Make an exact copy of the records, with the pictures left out.

##### PROVIDED RECORDS

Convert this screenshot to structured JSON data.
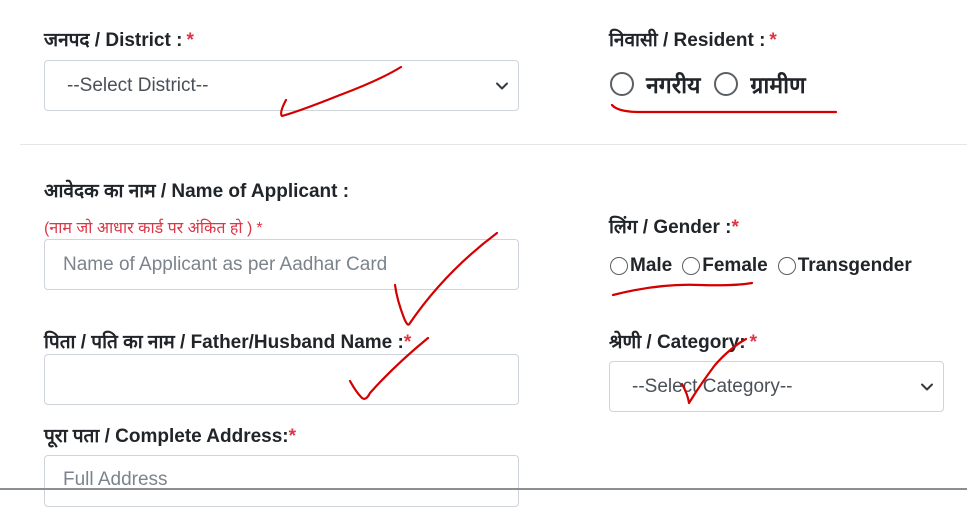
{
  "district": {
    "label": "जनपद / District :",
    "required": "*",
    "select_value": "--Select District--"
  },
  "resident": {
    "label": "निवासी / Resident :",
    "required": "*",
    "options": [
      "नगरीय",
      "ग्रामीण"
    ]
  },
  "applicant": {
    "label": "आवेदक का नाम / Name of Applicant :",
    "note": "(नाम जो आधार कार्ड पर अंकित हो )",
    "required": "*",
    "placeholder": "Name of Applicant as per Aadhar Card",
    "value": ""
  },
  "gender": {
    "label": "लिंग / Gender :",
    "required": "*",
    "options": [
      "Male",
      "Female",
      "Transgender"
    ]
  },
  "father": {
    "label": "पिता / पति का नाम / Father/Husband Name :",
    "required": "*",
    "value": ""
  },
  "category": {
    "label": "श्रेणी / Category:",
    "required": "*",
    "select_value": "--Select Category--"
  },
  "address": {
    "label": "पूरा पता / Complete Address:",
    "required": "*",
    "placeholder": "Full Address"
  },
  "annotation_color": "#d40000"
}
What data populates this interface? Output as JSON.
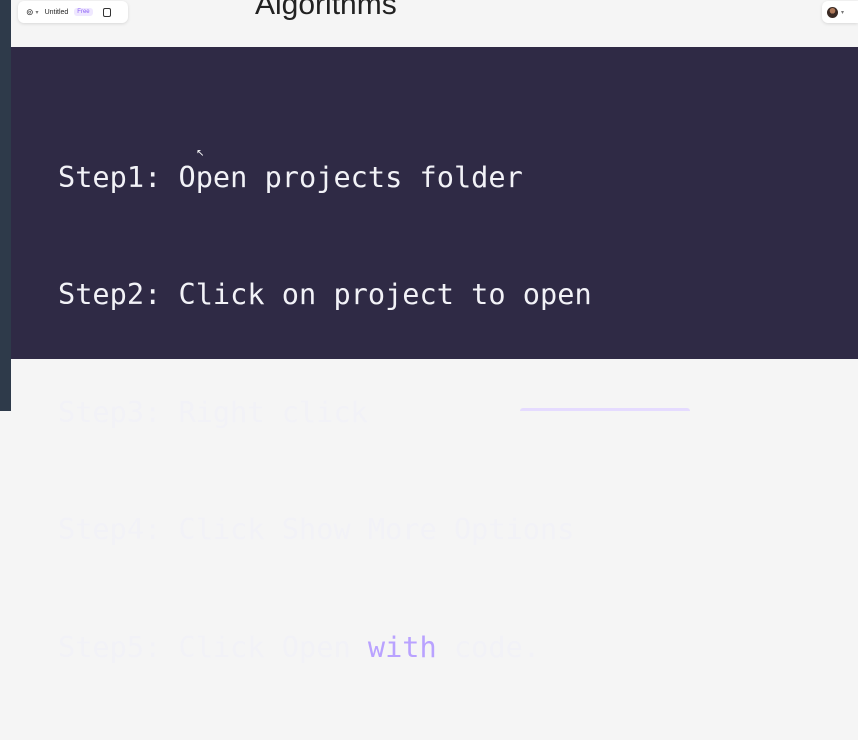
{
  "toolbar": {
    "menu_icon": "figma-menu-icon",
    "title": "Untitled",
    "badge": "Free",
    "panel_icon": "panel-toggle-icon"
  },
  "slide": {
    "heading": "Algorithms"
  },
  "user": {
    "avatar_icon": "user-avatar-icon"
  },
  "code": {
    "lines": [
      {
        "text": "Step1: Open projects folder"
      },
      {
        "text": "Step2: Click on project to open"
      },
      {
        "text": "Step3: Right click"
      },
      {
        "text": "Step4: Click Show More Options"
      },
      {
        "prefix": "Step5: Click Open ",
        "keyword": "with",
        "suffix": " code."
      }
    ]
  },
  "colors": {
    "code_background": "#2f2a45",
    "code_text": "#f2f2f7",
    "keyword": "#b9a2ff",
    "badge": "#8a5cf6"
  }
}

##########

• _ANSWER TO THIS PROBLEM_:
Convert this screenshot to structured JSON data.
{
  "district": {
    "label": "जनपद / District :",
    "required": "*",
    "select_value": "--Select District--"
  },
  "resident": {
    "label": "निवासी / Resident :",
    "required": "*",
    "options": [
      "नगरीय",
      "ग्रामीण"
    ]
  },
  "applicant": {
    "label": "आवेदक का नाम / Name of Applicant :",
    "note": "(नाम जो आधार कार्ड पर अंकित हो )",
    "required": "*",
    "placeholder": "Name of Applicant as per Aadhar Card",
    "value": ""
  },
  "gender": {
    "label": "लिंग / Gender :",
    "required": "*",
    "options": [
      "Male",
      "Female",
      "Transgender"
    ]
  },
  "father": {
    "label": "पिता / पति का नाम / Father/Husband Name :",
    "required": "*",
    "value": ""
  },
  "category": {
    "label": "श्रेणी / Category:",
    "required": "*",
    "select_value": "--Select Category--"
  },
  "address": {
    "label": "पूरा पता / Complete Address:",
    "required": "*",
    "placeholder": "Full Address"
  },
  "annotation_color": "#d40000"
}
What data populates this interface? Output as JSON.
{
  "toolbar": {
    "menu_icon": "figma-menu-icon",
    "title": "Untitled",
    "badge": "Free",
    "panel_icon": "panel-toggle-icon"
  },
  "slide": {
    "heading": "Algorithms"
  },
  "user": {
    "avatar_icon": "user-avatar-icon"
  },
  "code": {
    "lines": [
      {
        "text": "Step1: Open projects folder"
      },
      {
        "text": "Step2: Click on project to open"
      },
      {
        "text": "Step3: Right click"
      },
      {
        "text": "Step4: Click Show More Options"
      },
      {
        "prefix": "Step5: Click Open ",
        "keyword": "with",
        "suffix": " code."
      }
    ]
  },
  "colors": {
    "code_background": "#2f2a45",
    "code_text": "#f2f2f7",
    "keyword": "#b9a2ff",
    "badge": "#8a5cf6"
  }
}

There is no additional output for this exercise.